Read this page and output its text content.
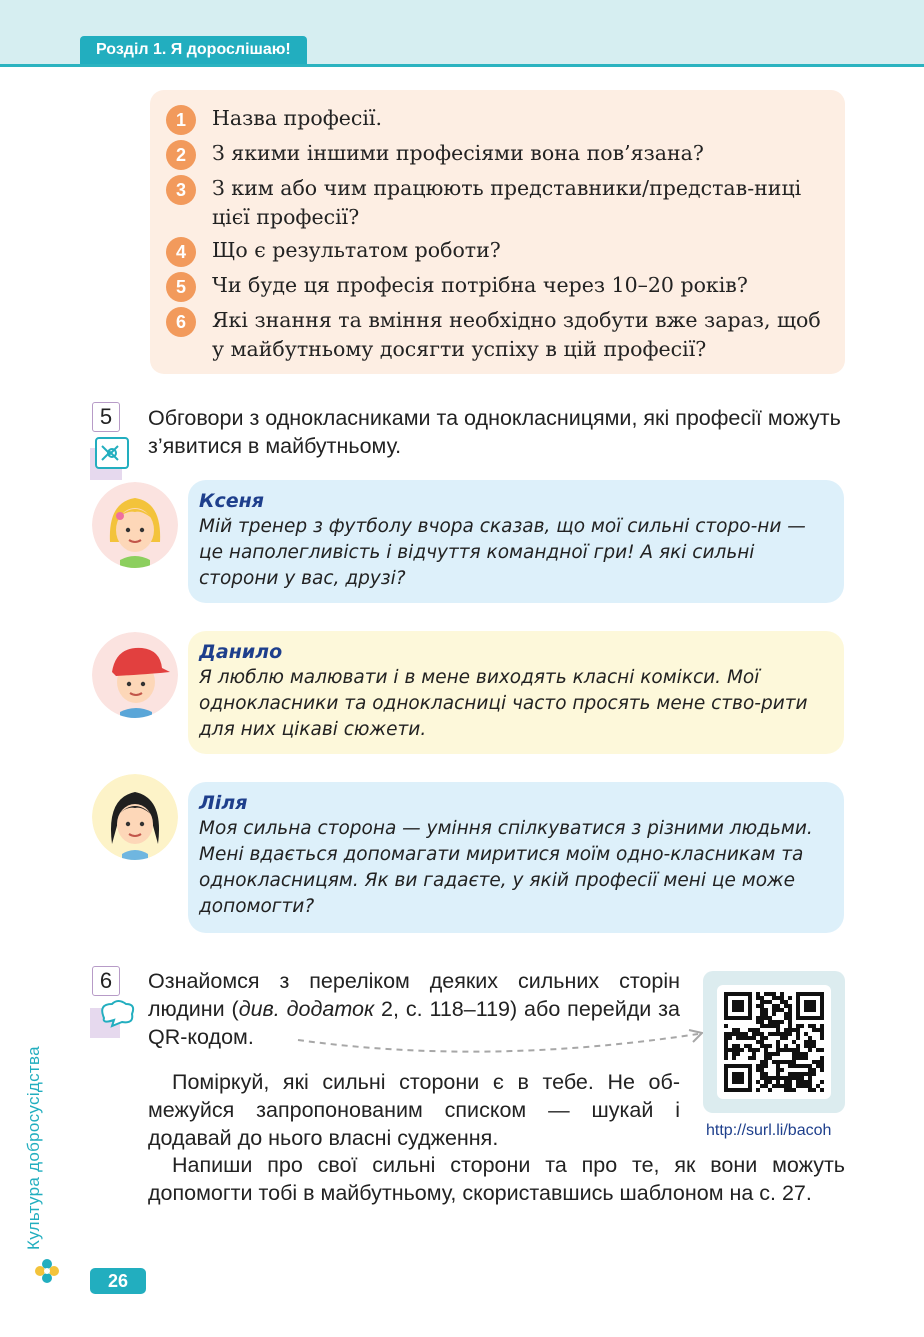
Розділ 1. Я дорослішаю!
1	Назва професії.
2	З якими іншими професіями вона пов’язана?
3	З ким або чим працюють представники/представ-ниці цієї професії?
4	Що є результатом роботи?
5	Чи буде ця професія потрібна через 10–20 років?
6	Які знання та вміння необхідно здобути вже зараз, щоб у майбутньому досягти успіху в цій професії?
5	Обговори з однокласниками та однокласницями, які професії можуть з’явитися в майбутньому.
Ксеня
Мій тренер з футболу вчора сказав, що мої сильні сторо-ни — це наполегливість і відчуття командної гри! А які сильні сторони у вас, друзі?
Данило
Я люблю малювати і в мене виходять класні комікси. Мої однокласники та однокласниці часто просять мене ство-рити для них цікаві сюжети.
Ліля
Моя сильна сторона — уміння спілкуватися з різними людьми. Мені вдається допомагати миритися моїм одно-класникам та однокласницям. Як ви гадаєте, у якій професії мені це може допомогти?
6	Ознайомся з переліком деяких сильних сторін людини (див. додаток 2, с. 118–119) або перейди за QR-кодом.
Поміркуй, які сильні сторони є в тебе. Не об-межуйся запропонованим списком — шукай і додавай до нього власні судження.
Напиши про свої сильні сторони та про те, як вони можуть допомогти тобі в майбутньому, скориставшись шаблоном на с. 27.
http://surl.li/bacoh
Культура добросусідства
26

· · · · · · ·

→ WHAT TO DO:
Write out again every line above exactly as given; the pictures do not belong in the copy.

→ RESPONSE FOR THIS EXERCISE:
Read this page and output its text content.
Розділ 1. Я дорослішаю!
1	Назва професії.
2	З якими іншими професіями вона пов’язана?
3	З ким або чим працюють представники/представ-ниці цієї професії?
4	Що є результатом роботи?
5	Чи буде ця професія потрібна через 10–20 років?
6	Які знання та вміння необхідно здобути вже зараз, щоб у майбутньому досягти успіху в цій професії?
5	Обговори з однокласниками та однокласницями, які професії можуть з’явитися в майбутньому.
Ксеня
Мій тренер з футболу вчора сказав, що мої сильні сторо-ни — це наполегливість і відчуття командної гри! А які сильні сторони у вас, друзі?
Данило
Я люблю малювати і в мене виходять класні комікси. Мої однокласники та однокласниці часто просять мене ство-рити для них цікаві сюжети.
Ліля
Моя сильна сторона — уміння спілкуватися з різними людьми. Мені вдається допомагати миритися моїм одно-класникам та однокласницям. Як ви гадаєте, у якій професії мені це може допомогти?
6	Ознайомся з переліком деяких сильних сторін людини (див. додаток 2, с. 118–119) або перейди за QR-кодом.
Поміркуй, які сильні сторони є в тебе. Не об-межуйся запропонованим списком — шукай і додавай до нього власні судження.
Напиши про свої сильні сторони та про те, як вони можуть допомогти тобі в майбутньому, скориставшись шаблоном на с. 27.
http://surl.li/bacoh
Культура добросусідства
26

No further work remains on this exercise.